[Stored dataset items]

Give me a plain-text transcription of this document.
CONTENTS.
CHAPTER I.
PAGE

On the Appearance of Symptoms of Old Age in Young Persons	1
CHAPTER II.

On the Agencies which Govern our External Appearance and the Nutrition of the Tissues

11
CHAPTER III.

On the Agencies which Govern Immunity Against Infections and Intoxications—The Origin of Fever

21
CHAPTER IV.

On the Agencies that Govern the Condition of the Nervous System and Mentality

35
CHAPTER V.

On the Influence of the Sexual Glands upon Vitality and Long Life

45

§ EXERCISE GOAL
Print all of the data exactly as it was given.

§ SOLUTION TO THE EXERCISE
Give me a plain-text transcription of this document.
CONTENTS.
CHAPTER I.
PAGE

On the Appearance of Symptoms of Old Age in Young Persons	1
CHAPTER II.

On the Agencies which Govern our External Appearance and the Nutrition of the Tissues

11
CHAPTER III.

On the Agencies which Govern Immunity Against Infections and Intoxications—The Origin of Fever

21
CHAPTER IV.

On the Agencies that Govern the Condition of the Nervous System and Mentality

35
CHAPTER V.

On the Influence of the Sexual Glands upon Vitality and Long Life

45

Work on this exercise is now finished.